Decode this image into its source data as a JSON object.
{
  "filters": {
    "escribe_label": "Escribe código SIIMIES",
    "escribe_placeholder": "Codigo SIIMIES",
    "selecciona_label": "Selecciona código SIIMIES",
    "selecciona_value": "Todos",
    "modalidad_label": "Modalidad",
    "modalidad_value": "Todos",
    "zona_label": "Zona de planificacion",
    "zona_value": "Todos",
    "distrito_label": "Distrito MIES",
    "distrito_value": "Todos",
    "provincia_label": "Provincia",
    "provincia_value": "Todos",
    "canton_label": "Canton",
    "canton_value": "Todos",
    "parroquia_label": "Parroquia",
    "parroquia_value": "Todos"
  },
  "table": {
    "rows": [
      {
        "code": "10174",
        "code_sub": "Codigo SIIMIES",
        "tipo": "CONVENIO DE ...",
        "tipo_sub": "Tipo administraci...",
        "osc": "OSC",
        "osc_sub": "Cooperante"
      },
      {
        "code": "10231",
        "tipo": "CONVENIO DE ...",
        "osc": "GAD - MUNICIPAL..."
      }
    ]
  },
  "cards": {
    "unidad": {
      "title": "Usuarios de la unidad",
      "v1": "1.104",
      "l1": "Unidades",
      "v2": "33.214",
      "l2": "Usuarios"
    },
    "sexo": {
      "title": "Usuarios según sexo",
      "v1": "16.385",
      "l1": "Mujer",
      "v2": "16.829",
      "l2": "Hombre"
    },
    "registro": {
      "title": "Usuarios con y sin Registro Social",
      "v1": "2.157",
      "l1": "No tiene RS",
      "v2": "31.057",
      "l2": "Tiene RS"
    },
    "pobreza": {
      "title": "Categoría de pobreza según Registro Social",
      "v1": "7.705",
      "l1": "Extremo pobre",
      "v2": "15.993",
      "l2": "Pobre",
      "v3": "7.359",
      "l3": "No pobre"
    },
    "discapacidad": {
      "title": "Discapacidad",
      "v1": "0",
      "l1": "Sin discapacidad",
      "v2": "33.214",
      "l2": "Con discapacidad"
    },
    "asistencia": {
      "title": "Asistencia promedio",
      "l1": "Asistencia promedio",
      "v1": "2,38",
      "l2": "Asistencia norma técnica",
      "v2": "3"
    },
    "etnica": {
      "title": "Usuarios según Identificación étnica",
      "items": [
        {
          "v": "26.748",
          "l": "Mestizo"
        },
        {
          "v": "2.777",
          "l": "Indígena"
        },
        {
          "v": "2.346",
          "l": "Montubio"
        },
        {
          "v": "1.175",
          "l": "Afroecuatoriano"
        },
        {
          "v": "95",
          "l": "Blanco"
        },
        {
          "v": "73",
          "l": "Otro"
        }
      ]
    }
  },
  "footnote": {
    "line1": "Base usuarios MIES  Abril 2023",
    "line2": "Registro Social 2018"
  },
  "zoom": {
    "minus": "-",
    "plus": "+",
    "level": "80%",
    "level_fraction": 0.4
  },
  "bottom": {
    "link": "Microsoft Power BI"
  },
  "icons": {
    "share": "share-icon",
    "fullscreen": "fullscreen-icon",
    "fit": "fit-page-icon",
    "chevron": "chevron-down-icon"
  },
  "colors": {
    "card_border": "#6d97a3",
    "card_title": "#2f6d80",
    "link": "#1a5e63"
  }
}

Objective:
Repeat all the records. Match each line exactly.

Result of this task:
Decode this image into its source data as a JSON object.
{
  "filters": {
    "escribe_label": "Escribe código SIIMIES",
    "escribe_placeholder": "Codigo SIIMIES",
    "selecciona_label": "Selecciona código SIIMIES",
    "selecciona_value": "Todos",
    "modalidad_label": "Modalidad",
    "modalidad_value": "Todos",
    "zona_label": "Zona de planificacion",
    "zona_value": "Todos",
    "distrito_label": "Distrito MIES",
    "distrito_value": "Todos",
    "provincia_label": "Provincia",
    "provincia_value": "Todos",
    "canton_label": "Canton",
    "canton_value": "Todos",
    "parroquia_label": "Parroquia",
    "parroquia_value": "Todos"
  },
  "table": {
    "rows": [
      {
        "code": "10174",
        "code_sub": "Codigo SIIMIES",
        "tipo": "CONVENIO DE ...",
        "tipo_sub": "Tipo administraci...",
        "osc": "OSC",
        "osc_sub": "Cooperante"
      },
      {
        "code": "10231",
        "tipo": "CONVENIO DE ...",
        "osc": "GAD - MUNICIPAL..."
      }
    ]
  },
  "cards": {
    "unidad": {
      "title": "Usuarios de la unidad",
      "v1": "1.104",
      "l1": "Unidades",
      "v2": "33.214",
      "l2": "Usuarios"
    },
    "sexo": {
      "title": "Usuarios según sexo",
      "v1": "16.385",
      "l1": "Mujer",
      "v2": "16.829",
      "l2": "Hombre"
    },
    "registro": {
      "title": "Usuarios con y sin Registro Social",
      "v1": "2.157",
      "l1": "No tiene RS",
      "v2": "31.057",
      "l2": "Tiene RS"
    },
    "pobreza": {
      "title": "Categoría de pobreza según Registro Social",
      "v1": "7.705",
      "l1": "Extremo pobre",
      "v2": "15.993",
      "l2": "Pobre",
      "v3": "7.359",
      "l3": "No pobre"
    },
    "discapacidad": {
      "title": "Discapacidad",
      "v1": "0",
      "l1": "Sin discapacidad",
      "v2": "33.214",
      "l2": "Con discapacidad"
    },
    "asistencia": {
      "title": "Asistencia promedio",
      "l1": "Asistencia promedio",
      "v1": "2,38",
      "l2": "Asistencia norma técnica",
      "v2": "3"
    },
    "etnica": {
      "title": "Usuarios según Identificación étnica",
      "items": [
        {
          "v": "26.748",
          "l": "Mestizo"
        },
        {
          "v": "2.777",
          "l": "Indígena"
        },
        {
          "v": "2.346",
          "l": "Montubio"
        },
        {
          "v": "1.175",
          "l": "Afroecuatoriano"
        },
        {
          "v": "95",
          "l": "Blanco"
        },
        {
          "v": "73",
          "l": "Otro"
        }
      ]
    }
  },
  "footnote": {
    "line1": "Base usuarios MIES  Abril 2023",
    "line2": "Registro Social 2018"
  },
  "zoom": {
    "minus": "-",
    "plus": "+",
    "level": "80%",
    "level_fraction": 0.4
  },
  "bottom": {
    "link": "Microsoft Power BI"
  },
  "icons": {
    "share": "share-icon",
    "fullscreen": "fullscreen-icon",
    "fit": "fit-page-icon",
    "chevron": "chevron-down-icon"
  },
  "colors": {
    "card_border": "#6d97a3",
    "card_title": "#2f6d80",
    "link": "#1a5e63"
  }
}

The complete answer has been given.